- Task details:
Take the records below and extract, word for word, the lines from the one containing "Decode this image" through the final line, inclusive. Omit pictures.
⁂
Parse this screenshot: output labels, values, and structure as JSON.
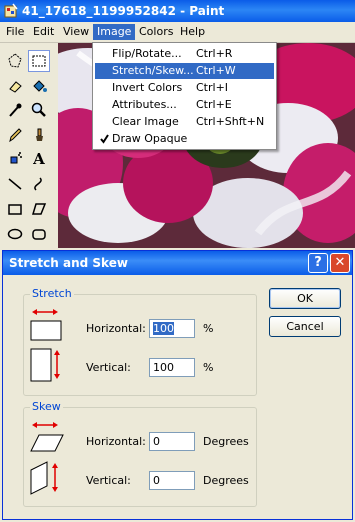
{
  "window": {
    "title": "41_17618_1199952842 - Paint"
  },
  "menubar": {
    "items": [
      "File",
      "Edit",
      "View",
      "Image",
      "Colors",
      "Help"
    ]
  },
  "image_menu": {
    "items": [
      {
        "label": "Flip/Rotate...",
        "shortcut": "Ctrl+R"
      },
      {
        "label": "Stretch/Skew...",
        "shortcut": "Ctrl+W"
      },
      {
        "label": "Invert Colors",
        "shortcut": "Ctrl+I"
      },
      {
        "label": "Attributes...",
        "shortcut": "Ctrl+E"
      },
      {
        "label": "Clear Image",
        "shortcut": "Ctrl+Shft+N"
      },
      {
        "label": "Draw Opaque",
        "shortcut": ""
      }
    ],
    "highlighted": "Stretch/Skew...",
    "checked": "Draw Opaque"
  },
  "tools": [
    "free-select-icon",
    "select-icon",
    "eraser-icon",
    "fill-icon",
    "color-picker-icon",
    "magnifier-icon",
    "pencil-icon",
    "brush-icon",
    "airbrush-icon",
    "text-icon",
    "line-icon",
    "curve-icon",
    "rectangle-icon",
    "polygon-icon",
    "ellipse-icon",
    "rounded-rect-icon"
  ],
  "dialog": {
    "title": "Stretch and Skew",
    "help_glyph": "?",
    "close_glyph": "✕",
    "stretch": {
      "label": "Stretch",
      "horizontal_label": "Horizontal:",
      "horizontal_value": "100",
      "horizontal_unit": "%",
      "vertical_label": "Vertical:",
      "vertical_value": "100",
      "vertical_unit": "%"
    },
    "skew": {
      "label": "Skew",
      "horizontal_label": "Horizontal:",
      "horizontal_value": "0",
      "horizontal_unit": "Degrees",
      "vertical_label": "Vertical:",
      "vertical_value": "0",
      "vertical_unit": "Degrees"
    },
    "ok_label": "OK",
    "cancel_label": "Cancel"
  },
  "colors": {
    "accent": "#316ac5",
    "titlebar": "#0a5ce8",
    "arrow_red": "#e00000",
    "group_label": "#0046d5"
  }
}
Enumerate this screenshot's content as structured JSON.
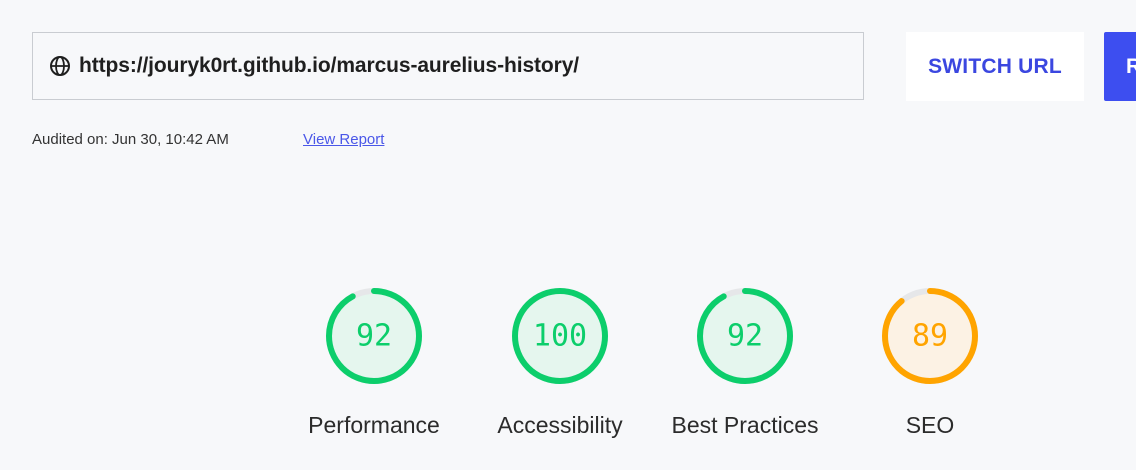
{
  "url_bar": {
    "icon": "globe-icon",
    "url": "https://jouryk0rt.github.io/marcus-aurelius-history/"
  },
  "buttons": {
    "switch_url": "SWITCH URL",
    "run_partial": "R"
  },
  "meta": {
    "audited_on": "Audited on: Jun 30, 10:42 AM",
    "view_report": "View Report"
  },
  "colors": {
    "good": "#0cce6b",
    "good_fill": "#e5f6ee",
    "average": "#ffa400",
    "average_fill": "#fcf2e4",
    "track": "#e6e7e9",
    "accent": "#3d4ef0"
  },
  "scores": [
    {
      "label": "Performance",
      "score": "92",
      "value": 92,
      "status": "good"
    },
    {
      "label": "Accessibility",
      "score": "100",
      "value": 100,
      "status": "good"
    },
    {
      "label": "Best Practices",
      "score": "92",
      "value": 92,
      "status": "good"
    },
    {
      "label": "SEO",
      "score": "89",
      "value": 89,
      "status": "average"
    }
  ]
}
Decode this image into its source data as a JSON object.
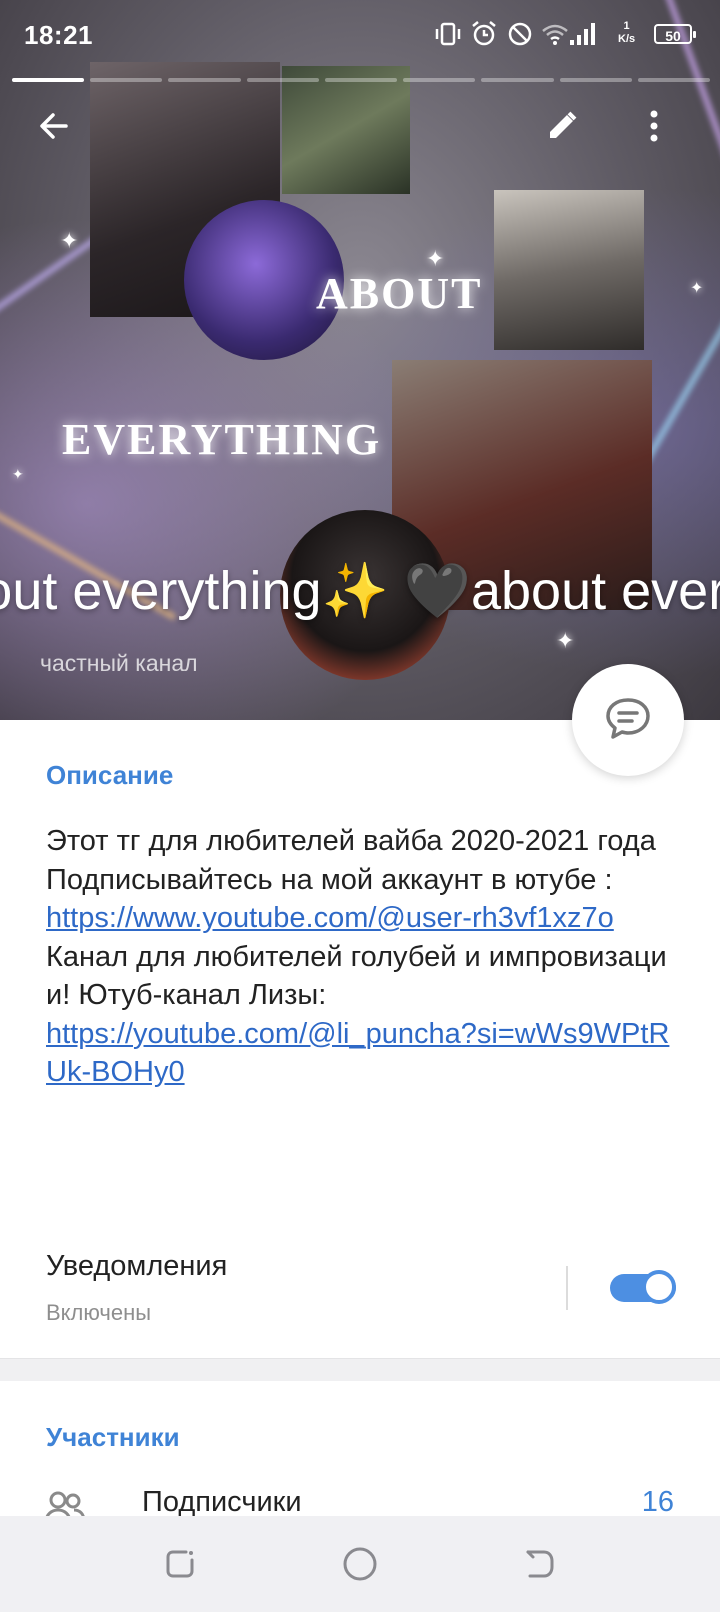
{
  "status_bar": {
    "time": "18:21",
    "net_speed_value": "1",
    "net_speed_unit": "K/s",
    "battery": "50"
  },
  "story_progress": {
    "segments": 9,
    "active_index": 0
  },
  "header": {
    "back_icon": "arrow-left-icon",
    "edit_icon": "pencil-icon",
    "more_icon": "more-vertical-icon",
    "cover_text_1": "ABOUT",
    "cover_text_2": "EVERYTHING",
    "channel_name": "🖤about everything✨  🖤about everything✨",
    "channel_type": "частный канал"
  },
  "fab": {
    "icon": "chat-bubble-icon"
  },
  "description": {
    "title": "Описание",
    "line1": "Этот тг для любителей вайба 2020-2021 года",
    "line2": "Подписывайтесь на мой аккаунт в ютубе :",
    "link1": "https://www.youtube.com/@user-rh3vf1xz7o",
    "line3": "Канал для любителей голубей и импровизации! Ютуб-канал Лизы:",
    "link2": "https://youtube.com/@li_puncha?si=wWs9WPtRUk-BOHy0"
  },
  "notifications": {
    "label": "Уведомления",
    "status": "Включены",
    "enabled": true
  },
  "members": {
    "title": "Участники",
    "subscribers_label": "Подписчики",
    "subscribers_count": "16",
    "icon": "users-icon"
  },
  "navbar": {
    "recents_icon": "recents-icon",
    "home_icon": "home-circle-icon",
    "back_icon": "nav-back-icon"
  },
  "colors": {
    "accent": "#3f83d6",
    "link": "#2e69c7",
    "toggle": "#4d8fe2"
  }
}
⁂
- Result for this task:
Decode this image into its source data as a JSON object.
{
  "status_bar": {
    "time": "18:21",
    "net_speed_value": "1",
    "net_speed_unit": "K/s",
    "battery": "50"
  },
  "story_progress": {
    "segments": 9,
    "active_index": 0
  },
  "header": {
    "back_icon": "arrow-left-icon",
    "edit_icon": "pencil-icon",
    "more_icon": "more-vertical-icon",
    "cover_text_1": "ABOUT",
    "cover_text_2": "EVERYTHING",
    "channel_name": "🖤about everything✨  🖤about everything✨",
    "channel_type": "частный канал"
  },
  "fab": {
    "icon": "chat-bubble-icon"
  },
  "description": {
    "title": "Описание",
    "line1": "Этот тг для любителей вайба 2020-2021 года",
    "line2": "Подписывайтесь на мой аккаунт в ютубе :",
    "link1": "https://www.youtube.com/@user-rh3vf1xz7o",
    "line3": "Канал для любителей голубей и импровизации! Ютуб-канал Лизы:",
    "link2": "https://youtube.com/@li_puncha?si=wWs9WPtRUk-BOHy0"
  },
  "notifications": {
    "label": "Уведомления",
    "status": "Включены",
    "enabled": true
  },
  "members": {
    "title": "Участники",
    "subscribers_label": "Подписчики",
    "subscribers_count": "16",
    "icon": "users-icon"
  },
  "navbar": {
    "recents_icon": "recents-icon",
    "home_icon": "home-circle-icon",
    "back_icon": "nav-back-icon"
  },
  "colors": {
    "accent": "#3f83d6",
    "link": "#2e69c7",
    "toggle": "#4d8fe2"
  }
}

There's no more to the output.